**Problem to work on**:
Below are records to repeat exactly. Omit the pictures from the copy.

(Recorded data)

'''

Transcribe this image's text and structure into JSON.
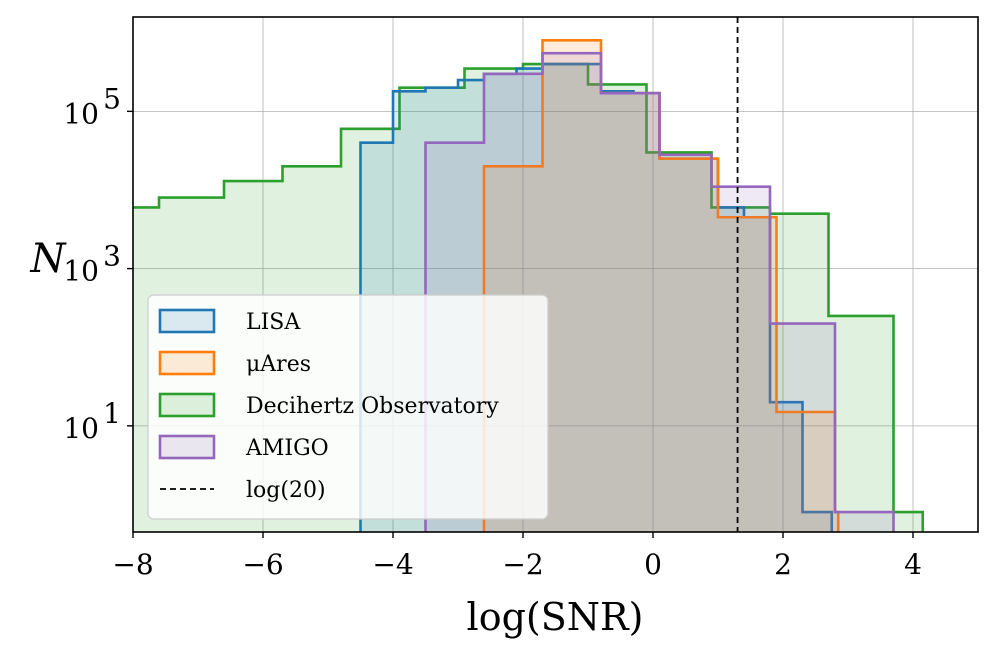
{
  "chart_data": {
    "type": "histogram",
    "xlabel": "log(SNR)",
    "ylabel": "N",
    "xlim": [
      -8,
      5
    ],
    "ylim_log10": [
      -0.35,
      6.2
    ],
    "yscale": "log",
    "grid": true,
    "legend_placement": "lower-left",
    "xticks": [
      {
        "value": -8,
        "label": "−8"
      },
      {
        "value": -6,
        "label": "−6"
      },
      {
        "value": -4,
        "label": "−4"
      },
      {
        "value": -2,
        "label": "−2"
      },
      {
        "value": 0,
        "label": "0"
      },
      {
        "value": 2,
        "label": "2"
      },
      {
        "value": 4,
        "label": "4"
      }
    ],
    "yticks": [
      {
        "value": 10,
        "base": "10",
        "exp": "1"
      },
      {
        "value": 1000,
        "base": "10",
        "exp": "3"
      },
      {
        "value": 100000,
        "base": "10",
        "exp": "5"
      }
    ],
    "reference_line": {
      "x": 1.301,
      "label": "log(20)",
      "color": "#000000",
      "style": "dashed"
    },
    "series": [
      {
        "name": "Decihertz Observatory",
        "color": "#2ca02c",
        "fill": "#2ca02c",
        "fill_opacity": 0.15,
        "edges": [
          -8.6,
          -7.6,
          -6.6,
          -5.7,
          -4.8,
          -3.9,
          -2.9,
          -2.0,
          -1.0,
          -0.1,
          0.9,
          1.8,
          2.7,
          3.7
        ],
        "counts": [
          6000,
          8000,
          13000,
          20000,
          60000,
          200000,
          350000,
          400000,
          220000,
          30000,
          6000,
          5000,
          250,
          0.8
        ],
        "edge_end": 4.15
      },
      {
        "name": "LISA",
        "color": "#1f77b4",
        "fill": "#1f77b4",
        "fill_opacity": 0.15,
        "edges": [
          -4.5,
          -4.0,
          -3.5,
          -3.0,
          -2.6,
          -2.1,
          -1.7,
          -1.2,
          -0.8,
          -0.3,
          0.1,
          0.5,
          1.0,
          1.4,
          1.8,
          2.3
        ],
        "counts": [
          40000,
          180000,
          200000,
          250000,
          300000,
          350000,
          400000,
          400000,
          180000,
          170000,
          25000,
          25000,
          6000,
          4500,
          20,
          0.8
        ],
        "edge_end": 2.75
      },
      {
        "name": "μAres",
        "color": "#ff7f0e",
        "fill": "#ff7f0e",
        "fill_opacity": 0.15,
        "edges": [
          -2.6,
          -1.7,
          -0.8,
          0.1,
          1.0,
          1.9,
          2.8
        ],
        "counts": [
          20000,
          800000,
          170000,
          25000,
          4500,
          15,
          0.8
        ],
        "edge_end": 2.85
      },
      {
        "name": "AMIGO",
        "color": "#9467bd",
        "fill": "#9467bd",
        "fill_opacity": 0.15,
        "edges": [
          -3.5,
          -2.6,
          -1.7,
          -0.8,
          0.1,
          0.9,
          1.8,
          2.8
        ],
        "counts": [
          40000,
          300000,
          550000,
          170000,
          28000,
          11000,
          200,
          0.8
        ],
        "edge_end": 3.7
      }
    ],
    "legend": [
      {
        "label": "LISA",
        "color": "#1f77b4",
        "kind": "patch"
      },
      {
        "label": "μAres",
        "color": "#ff7f0e",
        "kind": "patch"
      },
      {
        "label": "Decihertz Observatory",
        "color": "#2ca02c",
        "kind": "patch"
      },
      {
        "label": "AMIGO",
        "color": "#9467bd",
        "kind": "patch"
      },
      {
        "label": "log(20)",
        "color": "#000000",
        "kind": "dashed"
      }
    ]
  }
}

'''

**Finished exercise**:
Transcribe this image's text and structure into JSON.
{
  "chart_data": {
    "type": "histogram",
    "xlabel": "log(SNR)",
    "ylabel": "N",
    "xlim": [
      -8,
      5
    ],
    "ylim_log10": [
      -0.35,
      6.2
    ],
    "yscale": "log",
    "grid": true,
    "legend_placement": "lower-left",
    "xticks": [
      {
        "value": -8,
        "label": "−8"
      },
      {
        "value": -6,
        "label": "−6"
      },
      {
        "value": -4,
        "label": "−4"
      },
      {
        "value": -2,
        "label": "−2"
      },
      {
        "value": 0,
        "label": "0"
      },
      {
        "value": 2,
        "label": "2"
      },
      {
        "value": 4,
        "label": "4"
      }
    ],
    "yticks": [
      {
        "value": 10,
        "base": "10",
        "exp": "1"
      },
      {
        "value": 1000,
        "base": "10",
        "exp": "3"
      },
      {
        "value": 100000,
        "base": "10",
        "exp": "5"
      }
    ],
    "reference_line": {
      "x": 1.301,
      "label": "log(20)",
      "color": "#000000",
      "style": "dashed"
    },
    "series": [
      {
        "name": "Decihertz Observatory",
        "color": "#2ca02c",
        "fill": "#2ca02c",
        "fill_opacity": 0.15,
        "edges": [
          -8.6,
          -7.6,
          -6.6,
          -5.7,
          -4.8,
          -3.9,
          -2.9,
          -2.0,
          -1.0,
          -0.1,
          0.9,
          1.8,
          2.7,
          3.7
        ],
        "counts": [
          6000,
          8000,
          13000,
          20000,
          60000,
          200000,
          350000,
          400000,
          220000,
          30000,
          6000,
          5000,
          250,
          0.8
        ],
        "edge_end": 4.15
      },
      {
        "name": "LISA",
        "color": "#1f77b4",
        "fill": "#1f77b4",
        "fill_opacity": 0.15,
        "edges": [
          -4.5,
          -4.0,
          -3.5,
          -3.0,
          -2.6,
          -2.1,
          -1.7,
          -1.2,
          -0.8,
          -0.3,
          0.1,
          0.5,
          1.0,
          1.4,
          1.8,
          2.3
        ],
        "counts": [
          40000,
          180000,
          200000,
          250000,
          300000,
          350000,
          400000,
          400000,
          180000,
          170000,
          25000,
          25000,
          6000,
          4500,
          20,
          0.8
        ],
        "edge_end": 2.75
      },
      {
        "name": "μAres",
        "color": "#ff7f0e",
        "fill": "#ff7f0e",
        "fill_opacity": 0.15,
        "edges": [
          -2.6,
          -1.7,
          -0.8,
          0.1,
          1.0,
          1.9,
          2.8
        ],
        "counts": [
          20000,
          800000,
          170000,
          25000,
          4500,
          15,
          0.8
        ],
        "edge_end": 2.85
      },
      {
        "name": "AMIGO",
        "color": "#9467bd",
        "fill": "#9467bd",
        "fill_opacity": 0.15,
        "edges": [
          -3.5,
          -2.6,
          -1.7,
          -0.8,
          0.1,
          0.9,
          1.8,
          2.8
        ],
        "counts": [
          40000,
          300000,
          550000,
          170000,
          28000,
          11000,
          200,
          0.8
        ],
        "edge_end": 3.7
      }
    ],
    "legend": [
      {
        "label": "LISA",
        "color": "#1f77b4",
        "kind": "patch"
      },
      {
        "label": "μAres",
        "color": "#ff7f0e",
        "kind": "patch"
      },
      {
        "label": "Decihertz Observatory",
        "color": "#2ca02c",
        "kind": "patch"
      },
      {
        "label": "AMIGO",
        "color": "#9467bd",
        "kind": "patch"
      },
      {
        "label": "log(20)",
        "color": "#000000",
        "kind": "dashed"
      }
    ]
  }
}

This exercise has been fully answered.